Work instructions: Reproduce the full listing that appears beneath this instruction exactly.

Provided data:
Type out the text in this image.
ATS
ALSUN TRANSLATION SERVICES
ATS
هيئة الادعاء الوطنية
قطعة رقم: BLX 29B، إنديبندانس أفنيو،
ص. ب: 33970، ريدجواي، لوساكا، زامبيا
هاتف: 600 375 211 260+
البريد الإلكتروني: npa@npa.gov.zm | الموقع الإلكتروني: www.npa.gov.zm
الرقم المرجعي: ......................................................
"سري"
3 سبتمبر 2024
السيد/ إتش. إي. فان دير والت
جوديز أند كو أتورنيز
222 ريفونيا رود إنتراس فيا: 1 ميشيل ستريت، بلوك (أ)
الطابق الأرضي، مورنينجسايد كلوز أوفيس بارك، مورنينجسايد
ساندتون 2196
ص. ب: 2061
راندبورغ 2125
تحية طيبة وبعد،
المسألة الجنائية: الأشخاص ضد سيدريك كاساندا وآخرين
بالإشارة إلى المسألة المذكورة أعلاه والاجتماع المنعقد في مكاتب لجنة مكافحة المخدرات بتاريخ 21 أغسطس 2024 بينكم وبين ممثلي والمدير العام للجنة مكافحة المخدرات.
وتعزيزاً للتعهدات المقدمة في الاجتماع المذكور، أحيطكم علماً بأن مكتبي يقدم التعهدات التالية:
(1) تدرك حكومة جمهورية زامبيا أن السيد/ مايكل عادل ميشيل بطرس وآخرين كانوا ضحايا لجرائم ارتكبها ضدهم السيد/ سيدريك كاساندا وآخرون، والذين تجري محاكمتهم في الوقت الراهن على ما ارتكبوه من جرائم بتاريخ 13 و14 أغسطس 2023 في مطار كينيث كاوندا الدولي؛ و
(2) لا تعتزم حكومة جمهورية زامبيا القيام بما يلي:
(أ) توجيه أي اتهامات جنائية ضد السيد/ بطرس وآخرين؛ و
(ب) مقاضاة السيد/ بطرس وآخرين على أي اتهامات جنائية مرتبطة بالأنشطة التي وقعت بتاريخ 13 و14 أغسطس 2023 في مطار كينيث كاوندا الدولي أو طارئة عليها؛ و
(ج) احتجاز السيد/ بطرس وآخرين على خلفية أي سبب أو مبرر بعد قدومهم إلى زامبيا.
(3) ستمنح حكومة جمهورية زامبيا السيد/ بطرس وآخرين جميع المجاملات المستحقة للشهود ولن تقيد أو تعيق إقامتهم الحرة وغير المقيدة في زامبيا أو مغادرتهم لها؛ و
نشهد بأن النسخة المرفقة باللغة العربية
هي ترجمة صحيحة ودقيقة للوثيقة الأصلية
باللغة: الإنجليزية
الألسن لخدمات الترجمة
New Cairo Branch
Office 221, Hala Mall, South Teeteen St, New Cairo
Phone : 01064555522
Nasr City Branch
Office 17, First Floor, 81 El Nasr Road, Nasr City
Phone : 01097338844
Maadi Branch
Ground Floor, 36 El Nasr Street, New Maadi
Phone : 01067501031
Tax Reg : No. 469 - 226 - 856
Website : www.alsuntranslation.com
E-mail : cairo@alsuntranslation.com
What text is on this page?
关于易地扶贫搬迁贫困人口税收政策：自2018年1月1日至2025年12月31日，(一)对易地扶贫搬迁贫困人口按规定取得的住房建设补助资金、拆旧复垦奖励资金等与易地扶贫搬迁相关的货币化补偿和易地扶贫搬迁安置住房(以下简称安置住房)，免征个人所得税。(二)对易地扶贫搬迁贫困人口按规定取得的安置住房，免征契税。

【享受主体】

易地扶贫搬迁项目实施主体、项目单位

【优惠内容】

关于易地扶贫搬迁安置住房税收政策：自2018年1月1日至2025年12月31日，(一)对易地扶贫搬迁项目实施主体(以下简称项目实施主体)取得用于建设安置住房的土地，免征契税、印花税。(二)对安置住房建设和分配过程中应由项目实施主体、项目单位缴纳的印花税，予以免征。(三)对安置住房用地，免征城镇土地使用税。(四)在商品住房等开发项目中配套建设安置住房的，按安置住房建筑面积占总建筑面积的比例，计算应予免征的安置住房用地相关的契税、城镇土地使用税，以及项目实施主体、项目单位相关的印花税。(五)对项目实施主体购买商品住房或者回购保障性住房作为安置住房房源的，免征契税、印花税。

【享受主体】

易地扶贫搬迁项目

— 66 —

Complete response:
Type out the text in this image.
ATS
ALSUN TRANSLATION SERVICES
ATS
هيئة الادعاء الوطنية
قطعة رقم: BLX 29B، إنديبندانس أفنيو،
ص. ب: 33970، ريدجواي، لوساكا، زامبيا
هاتف: 600 375 211 260+
البريد الإلكتروني: npa@npa.gov.zm | الموقع الإلكتروني: www.npa.gov.zm
الرقم المرجعي: ......................................................
"سري"
3 سبتمبر 2024
السيد/ إتش. إي. فان دير والت
جوديز أند كو أتورنيز
222 ريفونيا رود إنتراس فيا: 1 ميشيل ستريت، بلوك (أ)
الطابق الأرضي، مورنينجسايد كلوز أوفيس بارك، مورنينجسايد
ساندتون 2196
ص. ب: 2061
راندبورغ 2125
تحية طيبة وبعد،
المسألة الجنائية: الأشخاص ضد سيدريك كاساندا وآخرين
بالإشارة إلى المسألة المذكورة أعلاه والاجتماع المنعقد في مكاتب لجنة مكافحة المخدرات بتاريخ 21 أغسطس 2024 بينكم وبين ممثلي والمدير العام للجنة مكافحة المخدرات.
وتعزيزاً للتعهدات المقدمة في الاجتماع المذكور، أحيطكم علماً بأن مكتبي يقدم التعهدات التالية:
(1) تدرك حكومة جمهورية زامبيا أن السيد/ مايكل عادل ميشيل بطرس وآخرين كانوا ضحايا لجرائم ارتكبها ضدهم السيد/ سيدريك كاساندا وآخرون، والذين تجري محاكمتهم في الوقت الراهن على ما ارتكبوه من جرائم بتاريخ 13 و14 أغسطس 2023 في مطار كينيث كاوندا الدولي؛ و
(2) لا تعتزم حكومة جمهورية زامبيا القيام بما يلي:
(أ) توجيه أي اتهامات جنائية ضد السيد/ بطرس وآخرين؛ و
(ب) مقاضاة السيد/ بطرس وآخرين على أي اتهامات جنائية مرتبطة بالأنشطة التي وقعت بتاريخ 13 و14 أغسطس 2023 في مطار كينيث كاوندا الدولي أو طارئة عليها؛ و
(ج) احتجاز السيد/ بطرس وآخرين على خلفية أي سبب أو مبرر بعد قدومهم إلى زامبيا.
(3) ستمنح حكومة جمهورية زامبيا السيد/ بطرس وآخرين جميع المجاملات المستحقة للشهود ولن تقيد أو تعيق إقامتهم الحرة وغير المقيدة في زامبيا أو مغادرتهم لها؛ و
نشهد بأن النسخة المرفقة باللغة العربية
هي ترجمة صحيحة ودقيقة للوثيقة الأصلية
باللغة: الإنجليزية
الألسن لخدمات الترجمة
New Cairo Branch
Office 221, Hala Mall, South Teeteen St, New Cairo
Phone : 01064555522
Nasr City Branch
Office 17, First Floor, 81 El Nasr Road, Nasr City
Phone : 01097338844
Maadi Branch
Ground Floor, 36 El Nasr Street, New Maadi
Phone : 01067501031
Tax Reg : No. 469 - 226 - 856
Website : www.alsuntranslation.com
E-mail : cairo@alsuntranslation.com
What text is on this page?
关于易地扶贫搬迁贫困人口税收政策：自2018年1月1日至2025年12月31日，(一)对易地扶贫搬迁贫困人口按规定取得的住房建设补助资金、拆旧复垦奖励资金等与易地扶贫搬迁相关的货币化补偿和易地扶贫搬迁安置住房(以下简称安置住房)，免征个人所得税。(二)对易地扶贫搬迁贫困人口按规定取得的安置住房，免征契税。

【享受主体】

易地扶贫搬迁项目实施主体、项目单位

【优惠内容】

关于易地扶贫搬迁安置住房税收政策：自2018年1月1日至2025年12月31日，(一)对易地扶贫搬迁项目实施主体(以下简称项目实施主体)取得用于建设安置住房的土地，免征契税、印花税。(二)对安置住房建设和分配过程中应由项目实施主体、项目单位缴纳的印花税，予以免征。(三)对安置住房用地，免征城镇土地使用税。(四)在商品住房等开发项目中配套建设安置住房的，按安置住房建筑面积占总建筑面积的比例，计算应予免征的安置住房用地相关的契税、城镇土地使用税，以及项目实施主体、项目单位相关的印花税。(五)对项目实施主体购买商品住房或者回购保障性住房作为安置住房房源的，免征契税、印花税。

【享受主体】

易地扶贫搬迁项目

— 66 —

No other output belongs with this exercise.